The task:
Repeat every entry word for word, skipping the pictures.

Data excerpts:
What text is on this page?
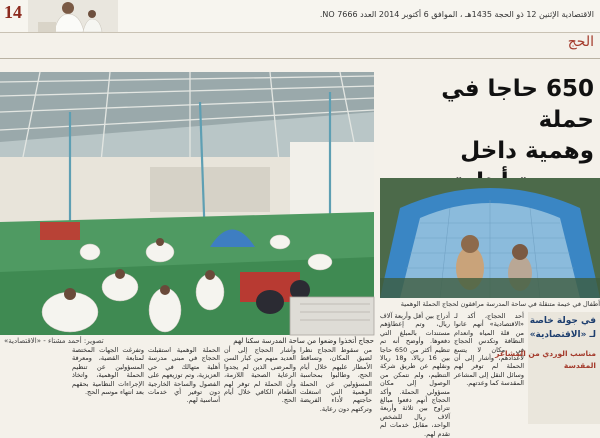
14	الاقتصادية الإثنين 12 ذو الحجة 1435هـ ، الموافق 6 أكتوبر 2014 العدد 7666 NO.
الحج
حجاج أتخذوا وضعوا من ساحة المدرسة سكنا لهم
تصوير: أحمد مشتاء - «الاقتصادية»
650 حاجا في حملة
وهمية داخل
أطفال في خيمة متنقلة في ساحة المدرسة مرافقون لحجاج الحملة الوهمية
أدراج بين أقل وأربعة آلاف ريال، وتم إعطاؤهم مستندات بالمبلغ التي دفعوها. وأوضح أنه تم تنظيم أكثر من 650 حاجا بين 16 ريالا، و18 ريالا ونقلهم عن طريق شركة التنظيم، ولم نتمكن من الوصول إلى مكان مسؤولي الحملة. وأكد الحجاج أنهم دفعوا مبالغ تتراوح بين ثلاثة وأربعة آلاف ريال للشخص الواحد، مقابل خدمات لم تقدم لهم.
أحد الحجاج، أكد لـ «الاقتصادية» أنهم عانوا من قلة المياه وانعدام النظافة وتكدس الحجاج في مكان لا يتسع لأعدادهم، وأشار إلى أن الحملة لم توفر لهم وسائل النقل إلى المشاعر المقدسة كما وعدتهم.
من سقوط الحجاج نظرا لضيق المكان، وتساقط الأمطار عليهم خلال أيام الحج، وطالبوا بمحاسبة المسؤولين عن الحملة الوهمية التي استغلت حاجتهم لأداء الفريضة وتركتهم دون رعاية.
وأشار الحجاج إلى أن العديد منهم من كبار السن والمرضى الذين لم يجدوا الرعاية الصحية اللازمة، وأن الحملة لم توفر لهم الطعام الكافي خلال أيام الحج.
الحملة الوهمية استقبلت الحجاج في مبنى مدرسة أهلية متهالك في حي العزيزية، وتم توزيعهم على الفصول والساحة الخارجية دون توفير أي خدمات أساسية لهم.
وتفرغت الجهات المختصة لمتابعة القضية، ومعرفة المسؤولين عن تنظيم الحملة الوهمية، واتخاذ الإجراءات النظامية بحقهم بعد انتهاء موسم الحج.
في جولة خاصة
لـ «الاقتصادية»
مناسب الوردي من المشاعر
المقدسة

Solution below:
What text is on this page?
14	الاقتصادية الإثنين 12 ذو الحجة 1435هـ ، الموافق 6 أكتوبر 2014 العدد 7666 NO.
الحج
حجاج أتخذوا وضعوا من ساحة المدرسة سكنا لهم
تصوير: أحمد مشتاء - «الاقتصادية»
650 حاجا في حملة
وهمية داخل
أطفال في خيمة متنقلة في ساحة المدرسة مرافقون لحجاج الحملة الوهمية
أدراج بين أقل وأربعة آلاف ريال، وتم إعطاؤهم مستندات بالمبلغ التي دفعوها. وأوضح أنه تم تنظيم أكثر من 650 حاجا بين 16 ريالا، و18 ريالا ونقلهم عن طريق شركة التنظيم، ولم نتمكن من الوصول إلى مكان مسؤولي الحملة. وأكد الحجاج أنهم دفعوا مبالغ تتراوح بين ثلاثة وأربعة آلاف ريال للشخص الواحد، مقابل خدمات لم تقدم لهم.
أحد الحجاج، أكد لـ «الاقتصادية» أنهم عانوا من قلة المياه وانعدام النظافة وتكدس الحجاج في مكان لا يتسع لأعدادهم، وأشار إلى أن الحملة لم توفر لهم وسائل النقل إلى المشاعر المقدسة كما وعدتهم.
من سقوط الحجاج نظرا لضيق المكان، وتساقط الأمطار عليهم خلال أيام الحج، وطالبوا بمحاسبة المسؤولين عن الحملة الوهمية التي استغلت حاجتهم لأداء الفريضة وتركتهم دون رعاية.
وأشار الحجاج إلى أن العديد منهم من كبار السن والمرضى الذين لم يجدوا الرعاية الصحية اللازمة، وأن الحملة لم توفر لهم الطعام الكافي خلال أيام الحج.
الحملة الوهمية استقبلت الحجاج في مبنى مدرسة أهلية متهالك في حي العزيزية، وتم توزيعهم على الفصول والساحة الخارجية دون توفير أي خدمات أساسية لهم.
وتفرغت الجهات المختصة لمتابعة القضية، ومعرفة المسؤولين عن تنظيم الحملة الوهمية، واتخاذ الإجراءات النظامية بحقهم بعد انتهاء موسم الحج.
في جولة خاصة
لـ «الاقتصادية»
مناسب الوردي من المشاعر
المقدسة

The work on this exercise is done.